__Exercise description__
Reproduce all of the data exactly.

__Dataset entries__
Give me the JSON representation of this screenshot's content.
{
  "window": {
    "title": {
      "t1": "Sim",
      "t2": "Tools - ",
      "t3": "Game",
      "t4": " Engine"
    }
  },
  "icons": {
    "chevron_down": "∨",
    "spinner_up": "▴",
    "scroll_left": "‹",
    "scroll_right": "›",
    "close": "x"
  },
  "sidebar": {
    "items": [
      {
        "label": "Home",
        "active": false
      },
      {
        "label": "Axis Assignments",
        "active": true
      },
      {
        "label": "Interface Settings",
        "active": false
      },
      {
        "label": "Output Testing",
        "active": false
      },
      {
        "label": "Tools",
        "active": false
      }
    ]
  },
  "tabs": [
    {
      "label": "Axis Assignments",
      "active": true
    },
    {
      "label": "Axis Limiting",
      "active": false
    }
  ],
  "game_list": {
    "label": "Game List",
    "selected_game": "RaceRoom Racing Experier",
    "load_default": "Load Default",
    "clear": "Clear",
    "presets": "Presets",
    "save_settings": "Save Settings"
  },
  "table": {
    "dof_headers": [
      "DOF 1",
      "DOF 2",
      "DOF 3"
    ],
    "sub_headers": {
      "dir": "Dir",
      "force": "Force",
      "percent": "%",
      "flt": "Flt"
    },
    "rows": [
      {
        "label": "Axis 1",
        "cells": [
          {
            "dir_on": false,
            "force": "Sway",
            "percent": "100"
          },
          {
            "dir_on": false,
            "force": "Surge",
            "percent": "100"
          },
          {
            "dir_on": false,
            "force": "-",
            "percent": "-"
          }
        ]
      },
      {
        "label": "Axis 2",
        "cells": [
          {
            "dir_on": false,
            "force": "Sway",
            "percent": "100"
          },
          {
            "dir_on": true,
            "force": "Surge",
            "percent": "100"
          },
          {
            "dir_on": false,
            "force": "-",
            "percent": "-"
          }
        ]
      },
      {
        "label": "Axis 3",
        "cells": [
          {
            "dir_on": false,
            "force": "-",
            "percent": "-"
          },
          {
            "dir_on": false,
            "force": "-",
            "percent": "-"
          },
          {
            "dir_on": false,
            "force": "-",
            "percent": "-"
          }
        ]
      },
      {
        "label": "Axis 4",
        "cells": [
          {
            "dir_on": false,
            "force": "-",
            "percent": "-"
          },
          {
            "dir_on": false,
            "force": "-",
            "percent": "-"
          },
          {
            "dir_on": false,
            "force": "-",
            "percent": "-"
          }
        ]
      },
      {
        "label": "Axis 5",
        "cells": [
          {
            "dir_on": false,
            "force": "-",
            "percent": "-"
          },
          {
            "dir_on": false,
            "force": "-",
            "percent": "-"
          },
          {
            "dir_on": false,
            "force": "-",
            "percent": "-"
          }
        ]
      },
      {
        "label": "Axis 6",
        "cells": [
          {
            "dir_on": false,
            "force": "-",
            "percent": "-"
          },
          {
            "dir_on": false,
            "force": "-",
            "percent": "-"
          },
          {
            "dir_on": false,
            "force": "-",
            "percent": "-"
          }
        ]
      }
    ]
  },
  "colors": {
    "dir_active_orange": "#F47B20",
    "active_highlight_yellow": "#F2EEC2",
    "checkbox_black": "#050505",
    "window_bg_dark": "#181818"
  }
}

__Response to the task__
Give me the JSON representation of this screenshot's content.
{
  "window": {
    "title": {
      "t1": "Sim",
      "t2": "Tools - ",
      "t3": "Game",
      "t4": " Engine"
    }
  },
  "icons": {
    "chevron_down": "∨",
    "spinner_up": "▴",
    "scroll_left": "‹",
    "scroll_right": "›",
    "close": "x"
  },
  "sidebar": {
    "items": [
      {
        "label": "Home",
        "active": false
      },
      {
        "label": "Axis Assignments",
        "active": true
      },
      {
        "label": "Interface Settings",
        "active": false
      },
      {
        "label": "Output Testing",
        "active": false
      },
      {
        "label": "Tools",
        "active": false
      }
    ]
  },
  "tabs": [
    {
      "label": "Axis Assignments",
      "active": true
    },
    {
      "label": "Axis Limiting",
      "active": false
    }
  ],
  "game_list": {
    "label": "Game List",
    "selected_game": "RaceRoom Racing Experier",
    "load_default": "Load Default",
    "clear": "Clear",
    "presets": "Presets",
    "save_settings": "Save Settings"
  },
  "table": {
    "dof_headers": [
      "DOF 1",
      "DOF 2",
      "DOF 3"
    ],
    "sub_headers": {
      "dir": "Dir",
      "force": "Force",
      "percent": "%",
      "flt": "Flt"
    },
    "rows": [
      {
        "label": "Axis 1",
        "cells": [
          {
            "dir_on": false,
            "force": "Sway",
            "percent": "100"
          },
          {
            "dir_on": false,
            "force": "Surge",
            "percent": "100"
          },
          {
            "dir_on": false,
            "force": "-",
            "percent": "-"
          }
        ]
      },
      {
        "label": "Axis 2",
        "cells": [
          {
            "dir_on": false,
            "force": "Sway",
            "percent": "100"
          },
          {
            "dir_on": true,
            "force": "Surge",
            "percent": "100"
          },
          {
            "dir_on": false,
            "force": "-",
            "percent": "-"
          }
        ]
      },
      {
        "label": "Axis 3",
        "cells": [
          {
            "dir_on": false,
            "force": "-",
            "percent": "-"
          },
          {
            "dir_on": false,
            "force": "-",
            "percent": "-"
          },
          {
            "dir_on": false,
            "force": "-",
            "percent": "-"
          }
        ]
      },
      {
        "label": "Axis 4",
        "cells": [
          {
            "dir_on": false,
            "force": "-",
            "percent": "-"
          },
          {
            "dir_on": false,
            "force": "-",
            "percent": "-"
          },
          {
            "dir_on": false,
            "force": "-",
            "percent": "-"
          }
        ]
      },
      {
        "label": "Axis 5",
        "cells": [
          {
            "dir_on": false,
            "force": "-",
            "percent": "-"
          },
          {
            "dir_on": false,
            "force": "-",
            "percent": "-"
          },
          {
            "dir_on": false,
            "force": "-",
            "percent": "-"
          }
        ]
      },
      {
        "label": "Axis 6",
        "cells": [
          {
            "dir_on": false,
            "force": "-",
            "percent": "-"
          },
          {
            "dir_on": false,
            "force": "-",
            "percent": "-"
          },
          {
            "dir_on": false,
            "force": "-",
            "percent": "-"
          }
        ]
      }
    ]
  },
  "colors": {
    "dir_active_orange": "#F47B20",
    "active_highlight_yellow": "#F2EEC2",
    "checkbox_black": "#050505",
    "window_bg_dark": "#181818"
  }
}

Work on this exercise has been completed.